***** Data shown
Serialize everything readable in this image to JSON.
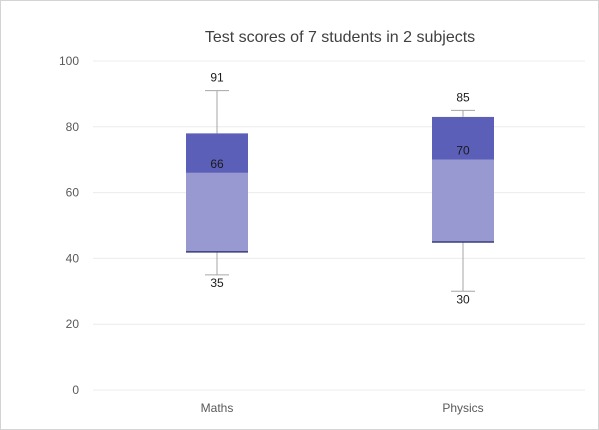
{
  "chart_data": {
    "type": "box",
    "title": "Test scores of 7 students in 2 subjects",
    "xlabel": "",
    "ylabel": "",
    "ylim": [
      0,
      100
    ],
    "y_ticks": [
      0,
      20,
      40,
      60,
      80,
      100
    ],
    "y_tick_labels": [
      "0",
      "20",
      "40",
      "60",
      "80",
      "100"
    ],
    "grid": true,
    "legend": "none",
    "categories": [
      "Maths",
      "Physics"
    ],
    "boxes": [
      {
        "category": "Maths",
        "min": 35,
        "q1": 42,
        "median": 66,
        "q3": 78,
        "max": 91,
        "min_label": "35",
        "median_label": "66",
        "max_label": "91"
      },
      {
        "category": "Physics",
        "min": 30,
        "q1": 45,
        "median": 70,
        "q3": 83,
        "max": 85,
        "min_label": "30",
        "median_label": "70",
        "max_label": "85"
      }
    ],
    "colors": {
      "lower_box": "#9999d1",
      "upper_box": "#5c5fb8",
      "whisker": "#a6a6a6",
      "grid": "#ececec"
    }
  }
}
**********
Task: Repeat each entry exactly. Pictures do not belong in the copy.

Task solution:
Serialize everything readable in this image to JSON.
{
  "chart_data": {
    "type": "box",
    "title": "Test scores of 7 students in 2 subjects",
    "xlabel": "",
    "ylabel": "",
    "ylim": [
      0,
      100
    ],
    "y_ticks": [
      0,
      20,
      40,
      60,
      80,
      100
    ],
    "y_tick_labels": [
      "0",
      "20",
      "40",
      "60",
      "80",
      "100"
    ],
    "grid": true,
    "legend": "none",
    "categories": [
      "Maths",
      "Physics"
    ],
    "boxes": [
      {
        "category": "Maths",
        "min": 35,
        "q1": 42,
        "median": 66,
        "q3": 78,
        "max": 91,
        "min_label": "35",
        "median_label": "66",
        "max_label": "91"
      },
      {
        "category": "Physics",
        "min": 30,
        "q1": 45,
        "median": 70,
        "q3": 83,
        "max": 85,
        "min_label": "30",
        "median_label": "70",
        "max_label": "85"
      }
    ],
    "colors": {
      "lower_box": "#9999d1",
      "upper_box": "#5c5fb8",
      "whisker": "#a6a6a6",
      "grid": "#ececec"
    }
  }
}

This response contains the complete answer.